━━━━━ Text section ━━━━━
Little Venice

  (Redirected from Little Venice, London)
Jump to navigation Jump to search

The east side of Little Venice basin (the willow tree is on the island), overlooked by white painted Regency houses
Little Venice basin viewed from the western end looking north-east towards the Regents Canal corner, with the island on the right and white Regency style terraces overlooking the basin
Viewed from the Paddington Basin corner of the Little Venice basin: A British Waterways tug pushes a barge towards the Regent's Canal corner (The island is behind the barge)

Little Venice is a district in West London, England, around the junction of the Paddington Arm of the Grand Union Canal, the Regent's Canal, and the entrance to Paddington Basin. The junction forms a triangular shape basin. Many of the buildings in the vicinity are Regency white painted stucco terraced town houses and taller blocks (mansions) in the same style. The area is 2.5 miles (4.0 km) west-north-west of Charing Cross and immediately north-west of Paddington.[1]

The Little Venice ward of the City of Westminster had 11,040 residents in 2015.[2][3] Warwick Avenue runs through the area, which is also served by a tube station of the same name.

Name[edit]

Junction of the Regent's Canal, at Paddington. Engraved by S. Lacey from a drawing by Thomas Hosmer Shepherd. Metropolitan Improvements, 1828.[4]

Little Venice is a comparatively recent name for parts of Paddington and Maida Vale in the City of Westminster, which had been referred to as London's "Venice" for a century before "Little" was added. The name was in frequent use by the latter half of the 20th century.

The origin of the name is sometimes attributed to the poet Robert Browning who lived at Beauchamp Lodge, 19 Warwick Crescent, between 1862 and 1887.[5] This was disputed by Lord Kinross in 1966[6] who asserted that Lord Byron (1788–1824) first humorously compared the locale to Venice. The name "little Venice" was later formally applied to an electoral ward of the City of Westminster.[7]

Junction of the canals[edit]

Narrowboats in Little Venice on the Regents Canal looking from the western end of the canal (which starts at the Little Venice basin) towards Maida Hill Tunnel
Temporally moored narrowboats (near bank) and permanently moored houseboats (far bank) on the Grand Union Canal in Little Venice

The junction of the three canals forms a triangular basin within which is a small island. The three canals enter the basin at the corners: the Paddington Arm of the Grand Union Canal is to the west, the Regent's Canal is in the north-east corner and the short connecting canal of the Paddington Basin to the south east. The length of the sides of the basin are about 120 yards (110 m) from the Regents Canal to the other two corners and the length from the Paddington arm to the paddington basin canal is slightly longer at about 170 yards (160 m).
━━━━━ Dataset content ━━━━━
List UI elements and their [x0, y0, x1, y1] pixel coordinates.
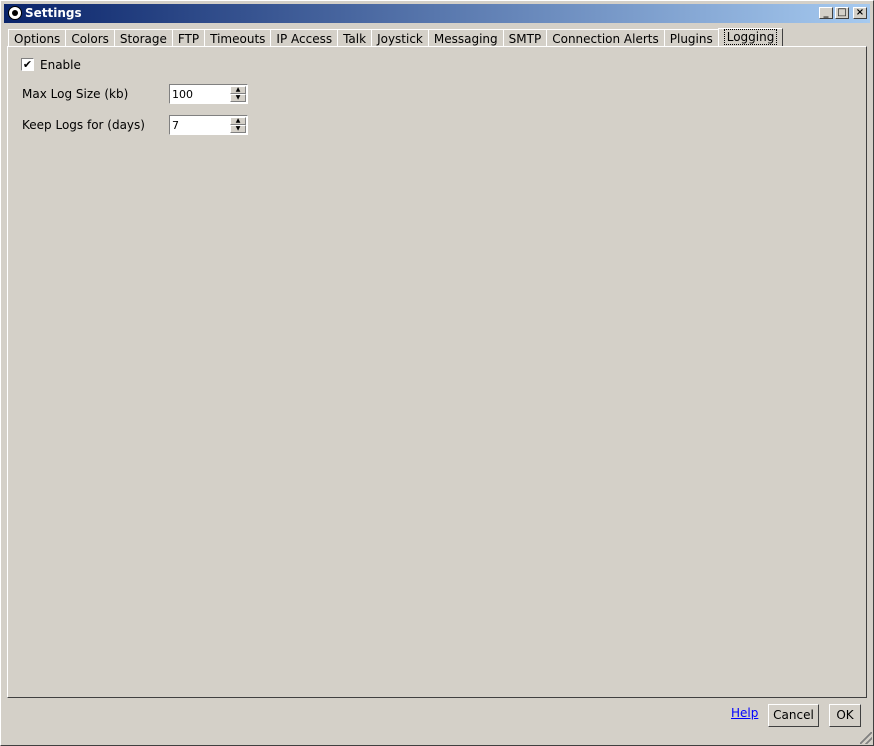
━━━━━
Task to complete - Pick up the Little Venice article after its last sentence and continue it.

Answer to this exercise -
The basin and the Grand Union Canal form the southern boundary of the electoral ward. This means that boats moored along eastern end of the Grand Union Canal from Ha' Penny Bridge to the junction (a distance of 520 yards (480 m)) are moored within Little Venice electoral ward as are the boats moored on the Regents Canal up to the western portal of the Maida Hill Tunnel (a distance of 350 yards (320 m)).[8]

Extent[edit]

The boundaries of the neighbourhood of Little Venice are unclear; however, the majority of its buildings have white stucco facades characteristic of Regency architecture. This architectural style and the proximity to the canals defines the area. The name Little Venice is now being used for a wider area than previously to include new developments surrounding Paddington Basin (Merchant Square/Paddington Central). Although the Paddington Basin development is sometimes included as a part of Little Venice, the modern architectural style of Paddington Basin sets it apart from the rest of the area. The name Maida Vale[9] is likewise fairly recent in origin. Most of the area was part of Paddington, a parish of early medieval creation. Land north of Browning's Pool was later referred to as Kilburn Fields, or as its then developed minority part of Kilburn, which by the mid-nineteenth century formed four ecclesiastical chapelries, the local two of which (one of which is relevant) had lain in Hampstead, but Kilburn had for centuries been a major hamlet.[10]

It is generally considered the area is roughly bounded by Delamere Terrace, Warwick Crescent, Howley Place and Maida Avenue at the south, Maida Vale Road at the east, the Lord Hill Road / Formosa Street footbridge at the west and Sutherland Avenue at the north. This is the area surrounding the Little Venice basin and its canals containing the Regency-style white stucco buildings.

Facilities[edit]

IWA Canalway Calvalcade at Little Venice in 2005

Little Venice is one of London's prime residential areas and contains restaurants, shops, theatres and pubs. Canalside venues include the Canal Cafe Theatre, the Puppet Theatre Barge, the Waterside Café, the Summerhouse Restaurant, and Cafe La Ville.

In the north where the area blends into Maida Vale are three Grade II (initial category) listed pubs for their historic interiors and façades: The Warwick Castle, The Warrington, and the Prince Alfred.[11]

Centred on the Little Venice and Padington basins, the Inland Waterways Association has hosted a Canalway Cavalcade since 1983.[12] It takes place over the early May Bank Holiday weekend, combining a Boat Rally with a trade show, activities and entertainments.

Notable buildings[edit]

19 Park Place Villas
  • The Colonnade Hotel on Warrington Crescent, originally a pair of houses dating from 1863, is particularly ornate, with mouldings and a continuous first-floor balustrade.[13][14] The building has historical associations with both Alan Turing and Sigmund Freud, and there are blue plaques on the exterior attesting to this.
  • Pondfield House on Clifton Gardens was formerly a Metropolitan Police section house until the 1980s.

Notable residents[edit]

  • The writer Katherine Mansfield stayed as a music student at Beauchamp Lodge (No. 2 Warwick Crescent) in 1908–9.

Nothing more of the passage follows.